start Supplied material

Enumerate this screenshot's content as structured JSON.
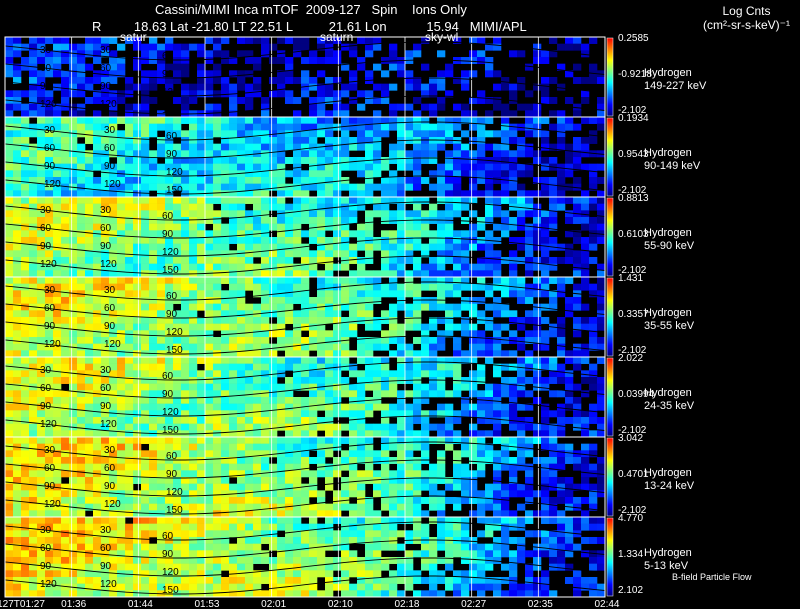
{
  "header": {
    "title": "Cassini/MIMI Inca mTOF  2009-127   Spin    Ions Only",
    "line2": "R         18.63 Lat -21.80 LT 22.51 L          21.61 Lon           15.94   MIMI/APL",
    "units_line1": "Log Cnts",
    "units_line2": "(cm²-sr-s-keV)⁻¹"
  },
  "markers": [
    {
      "label": "satur"
    },
    {
      "label": "saturn"
    },
    {
      "label": "sky-wl"
    }
  ],
  "x_ticks": [
    "127T01:27",
    "01:36",
    "01:44",
    "01:53",
    "02:01",
    "02:10",
    "02:18",
    "02:27",
    "02:35",
    "02:44"
  ],
  "flow_label": "B-field Particle Flow",
  "colors": {
    "scale": [
      "#000080",
      "#0000ff",
      "#0080ff",
      "#00ffff",
      "#80ff80",
      "#ffff00",
      "#ff8000",
      "#ff0000"
    ]
  },
  "chart_data": {
    "type": "heatmap",
    "title": "Cassini/MIMI Inca mTOF  2009-127   Spin    Ions Only",
    "xlabel": "",
    "ylabel": "",
    "x_categories": [
      "127T01:27",
      "01:36",
      "01:44",
      "01:53",
      "02:01",
      "02:10",
      "02:18",
      "02:27",
      "02:35",
      "02:44"
    ],
    "contour_labels": [
      "30",
      "60",
      "90",
      "120",
      "150"
    ],
    "panels": [
      {
        "species": "Hydrogen",
        "energy": "149-227 keV",
        "cb_max": "0.2585",
        "cb_mid": "-0.9218",
        "cb_min": "-2.102",
        "intensity": 0.12
      },
      {
        "species": "Hydrogen",
        "energy": "90-149 keV",
        "cb_max": "0.1934",
        "cb_mid": "0.9543",
        "cb_min": "-2.102",
        "intensity": 0.45
      },
      {
        "species": "Hydrogen",
        "energy": "55-90 keV",
        "cb_max": "0.8813",
        "cb_mid": "0.6103",
        "cb_min": "-2.102",
        "intensity": 0.6
      },
      {
        "species": "Hydrogen",
        "energy": "35-55 keV",
        "cb_max": "1.431",
        "cb_mid": "0.3357",
        "cb_min": "-2.102",
        "intensity": 0.65
      },
      {
        "species": "Hydrogen",
        "energy": "24-35 keV",
        "cb_max": "2.022",
        "cb_mid": "0.03994",
        "cb_min": "-2.102",
        "intensity": 0.62
      },
      {
        "species": "Hydrogen",
        "energy": "13-24 keV",
        "cb_max": "3.042",
        "cb_mid": "0.4701",
        "cb_min": "-2.102",
        "intensity": 0.68
      },
      {
        "species": "Hydrogen",
        "energy": "5-13 keV",
        "cb_max": "4.770",
        "cb_mid": "1.334",
        "cb_min": "2.102",
        "intensity": 0.7
      }
    ]
  }
}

end Supplied material

__Directions__:
Each line above is to be copied verbatim. Drop any image from the copy.

__Solution for this task__:
Enumerate this screenshot's content as structured JSON.
{
  "header": {
    "title": "Cassini/MIMI Inca mTOF  2009-127   Spin    Ions Only",
    "line2": "R         18.63 Lat -21.80 LT 22.51 L          21.61 Lon           15.94   MIMI/APL",
    "units_line1": "Log Cnts",
    "units_line2": "(cm²-sr-s-keV)⁻¹"
  },
  "markers": [
    {
      "label": "satur"
    },
    {
      "label": "saturn"
    },
    {
      "label": "sky-wl"
    }
  ],
  "x_ticks": [
    "127T01:27",
    "01:36",
    "01:44",
    "01:53",
    "02:01",
    "02:10",
    "02:18",
    "02:27",
    "02:35",
    "02:44"
  ],
  "flow_label": "B-field Particle Flow",
  "colors": {
    "scale": [
      "#000080",
      "#0000ff",
      "#0080ff",
      "#00ffff",
      "#80ff80",
      "#ffff00",
      "#ff8000",
      "#ff0000"
    ]
  },
  "chart_data": {
    "type": "heatmap",
    "title": "Cassini/MIMI Inca mTOF  2009-127   Spin    Ions Only",
    "xlabel": "",
    "ylabel": "",
    "x_categories": [
      "127T01:27",
      "01:36",
      "01:44",
      "01:53",
      "02:01",
      "02:10",
      "02:18",
      "02:27",
      "02:35",
      "02:44"
    ],
    "contour_labels": [
      "30",
      "60",
      "90",
      "120",
      "150"
    ],
    "panels": [
      {
        "species": "Hydrogen",
        "energy": "149-227 keV",
        "cb_max": "0.2585",
        "cb_mid": "-0.9218",
        "cb_min": "-2.102",
        "intensity": 0.12
      },
      {
        "species": "Hydrogen",
        "energy": "90-149 keV",
        "cb_max": "0.1934",
        "cb_mid": "0.9543",
        "cb_min": "-2.102",
        "intensity": 0.45
      },
      {
        "species": "Hydrogen",
        "energy": "55-90 keV",
        "cb_max": "0.8813",
        "cb_mid": "0.6103",
        "cb_min": "-2.102",
        "intensity": 0.6
      },
      {
        "species": "Hydrogen",
        "energy": "35-55 keV",
        "cb_max": "1.431",
        "cb_mid": "0.3357",
        "cb_min": "-2.102",
        "intensity": 0.65
      },
      {
        "species": "Hydrogen",
        "energy": "24-35 keV",
        "cb_max": "2.022",
        "cb_mid": "0.03994",
        "cb_min": "-2.102",
        "intensity": 0.62
      },
      {
        "species": "Hydrogen",
        "energy": "13-24 keV",
        "cb_max": "3.042",
        "cb_mid": "0.4701",
        "cb_min": "-2.102",
        "intensity": 0.68
      },
      {
        "species": "Hydrogen",
        "energy": "5-13 keV",
        "cb_max": "4.770",
        "cb_mid": "1.334",
        "cb_min": "2.102",
        "intensity": 0.7
      }
    ]
  }
}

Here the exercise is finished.